SHORT TASK:
Keep the pictures out of the copy and repeat the records exactly.

EXERCISE DATA:
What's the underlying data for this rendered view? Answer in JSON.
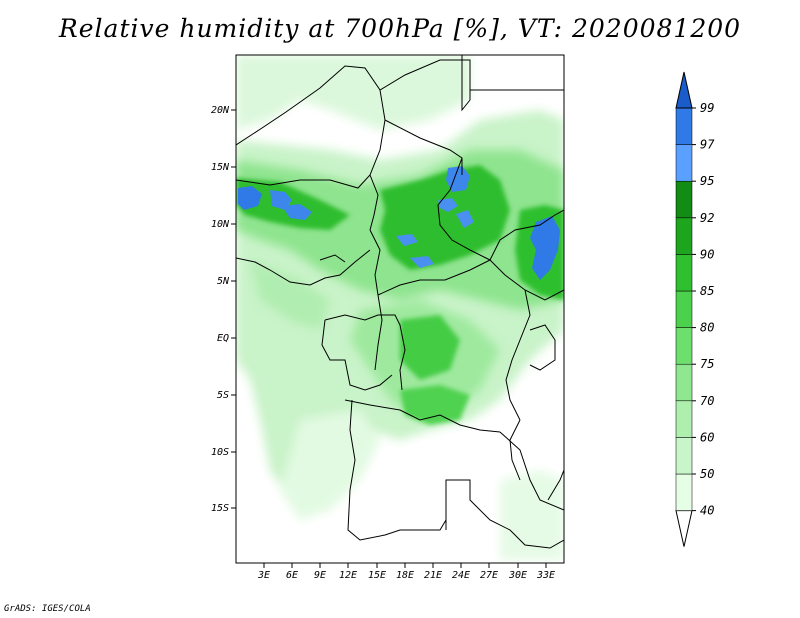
{
  "title": "Relative humidity at 700hPa [%], VT: 2020081200",
  "credit": "GrADS: IGES/COLA",
  "latitude_labels": [
    "20N",
    "15N",
    "10N",
    "5N",
    "EQ",
    "5S",
    "10S",
    "15S"
  ],
  "longitude_labels": [
    "3E",
    "6E",
    "9E",
    "12E",
    "15E",
    "18E",
    "21E",
    "24E",
    "27E",
    "30E",
    "33E"
  ],
  "colorbar": {
    "labels": [
      "40",
      "50",
      "60",
      "70",
      "75",
      "80",
      "85",
      "90",
      "92",
      "95",
      "97",
      "99"
    ],
    "colors": [
      "#ffffff",
      "#e6fde6",
      "#c8f6c8",
      "#aeefae",
      "#8fe78f",
      "#6ddf6d",
      "#4cd14c",
      "#2fbf2f",
      "#1ea51e",
      "#138c13",
      "#5aa0ff",
      "#2f7ae6",
      "#1a5cc9"
    ]
  }
}
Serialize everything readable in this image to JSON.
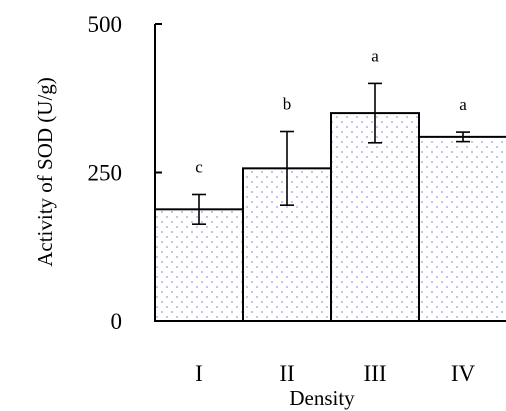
{
  "chart_data": {
    "type": "bar",
    "title": "",
    "xlabel": "Density",
    "ylabel": "Activity of SOD (U/g)",
    "categories": [
      "I",
      "II",
      "III",
      "IV"
    ],
    "values": [
      188,
      257,
      350,
      310
    ],
    "error": [
      25,
      62,
      50,
      8
    ],
    "significance_letters": [
      "c",
      "b",
      "a",
      "a"
    ],
    "ylim": [
      0,
      500
    ],
    "yticks": [
      0,
      250,
      500
    ],
    "grid": false,
    "legend": "none",
    "bar_fill": "#ffffff",
    "bar_dot_color": "#9a9ad8",
    "bar_edge_color": "#000000"
  }
}
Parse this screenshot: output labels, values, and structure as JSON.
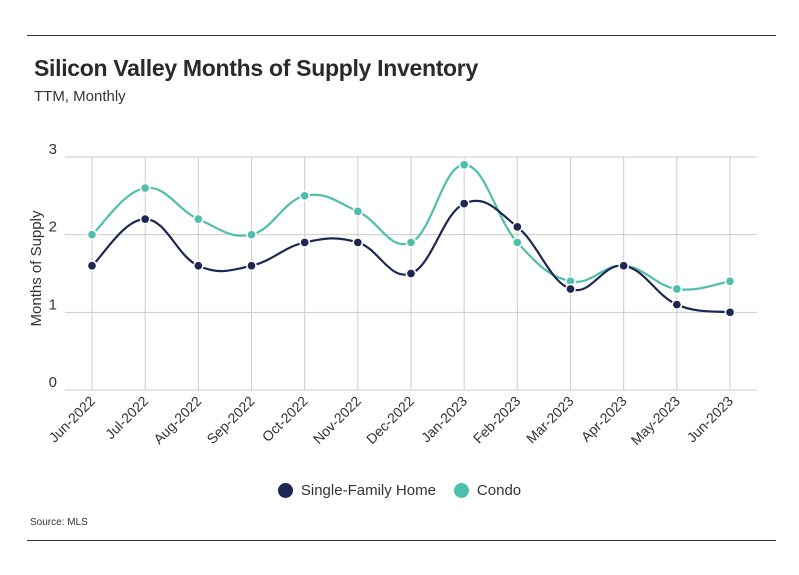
{
  "colors": {
    "single_family": "#1c2853",
    "condo": "#4fbfad",
    "grid": "#cccccc",
    "rule": "#333333"
  },
  "source": "Source: MLS",
  "chart_data": {
    "type": "line",
    "title": "Silicon Valley Months of Supply Inventory",
    "subtitle": "TTM, Monthly",
    "xlabel": "",
    "ylabel": "Months of Supply",
    "ylim": [
      0,
      3
    ],
    "yticks": [
      0,
      1,
      2,
      3
    ],
    "grid": true,
    "legend_position": "bottom",
    "categories": [
      "Jun-2022",
      "Jul-2022",
      "Aug-2022",
      "Sep-2022",
      "Oct-2022",
      "Nov-2022",
      "Dec-2022",
      "Jan-2023",
      "Feb-2023",
      "Mar-2023",
      "Apr-2023",
      "May-2023",
      "Jun-2023"
    ],
    "series": [
      {
        "name": "Single-Family Home",
        "color": "#1c2853",
        "values": [
          1.6,
          2.2,
          1.6,
          1.6,
          1.9,
          1.9,
          1.5,
          2.4,
          2.1,
          1.3,
          1.6,
          1.1,
          1.0
        ]
      },
      {
        "name": "Condo",
        "color": "#4fbfad",
        "values": [
          2.0,
          2.6,
          2.2,
          2.0,
          2.5,
          2.3,
          1.9,
          2.9,
          1.9,
          1.4,
          1.6,
          1.3,
          1.4
        ]
      }
    ]
  }
}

ANSWER BELOW:
What's the underlying data for this rendered view? Answer in JSON.
{
  "title": "Relative humidity at 700hPa [%], VT: 2020081200",
  "credit": "GrADS: IGES/COLA",
  "latitude_labels": [
    "20N",
    "15N",
    "10N",
    "5N",
    "EQ",
    "5S",
    "10S",
    "15S"
  ],
  "longitude_labels": [
    "3E",
    "6E",
    "9E",
    "12E",
    "15E",
    "18E",
    "21E",
    "24E",
    "27E",
    "30E",
    "33E"
  ],
  "colorbar": {
    "labels": [
      "40",
      "50",
      "60",
      "70",
      "75",
      "80",
      "85",
      "90",
      "92",
      "95",
      "97",
      "99"
    ],
    "colors": [
      "#ffffff",
      "#e6fde6",
      "#c8f6c8",
      "#aeefae",
      "#8fe78f",
      "#6ddf6d",
      "#4cd14c",
      "#2fbf2f",
      "#1ea51e",
      "#138c13",
      "#5aa0ff",
      "#2f7ae6",
      "#1a5cc9"
    ]
  }
}
Serialize everything readable in this image to JSON.
{
  "chart_data": {
    "type": "bar",
    "title": "",
    "xlabel": "Density",
    "ylabel": "Activity of SOD (U/g)",
    "categories": [
      "I",
      "II",
      "III",
      "IV"
    ],
    "values": [
      188,
      257,
      350,
      310
    ],
    "error": [
      25,
      62,
      50,
      8
    ],
    "significance_letters": [
      "c",
      "b",
      "a",
      "a"
    ],
    "ylim": [
      0,
      500
    ],
    "yticks": [
      0,
      250,
      500
    ],
    "grid": false,
    "legend": "none",
    "bar_fill": "#ffffff",
    "bar_dot_color": "#9a9ad8",
    "bar_edge_color": "#000000"
  }
}
Parse this screenshot: output labels, values, and structure as JSON.
{
  "colors": {
    "single_family": "#1c2853",
    "condo": "#4fbfad",
    "grid": "#cccccc",
    "rule": "#333333"
  },
  "source": "Source: MLS",
  "chart_data": {
    "type": "line",
    "title": "Silicon Valley Months of Supply Inventory",
    "subtitle": "TTM, Monthly",
    "xlabel": "",
    "ylabel": "Months of Supply",
    "ylim": [
      0,
      3
    ],
    "yticks": [
      0,
      1,
      2,
      3
    ],
    "grid": true,
    "legend_position": "bottom",
    "categories": [
      "Jun-2022",
      "Jul-2022",
      "Aug-2022",
      "Sep-2022",
      "Oct-2022",
      "Nov-2022",
      "Dec-2022",
      "Jan-2023",
      "Feb-2023",
      "Mar-2023",
      "Apr-2023",
      "May-2023",
      "Jun-2023"
    ],
    "series": [
      {
        "name": "Single-Family Home",
        "color": "#1c2853",
        "values": [
          1.6,
          2.2,
          1.6,
          1.6,
          1.9,
          1.9,
          1.5,
          2.4,
          2.1,
          1.3,
          1.6,
          1.1,
          1.0
        ]
      },
      {
        "name": "Condo",
        "color": "#4fbfad",
        "values": [
          2.0,
          2.6,
          2.2,
          2.0,
          2.5,
          2.3,
          1.9,
          2.9,
          1.9,
          1.4,
          1.6,
          1.3,
          1.4
        ]
      }
    ]
  }
}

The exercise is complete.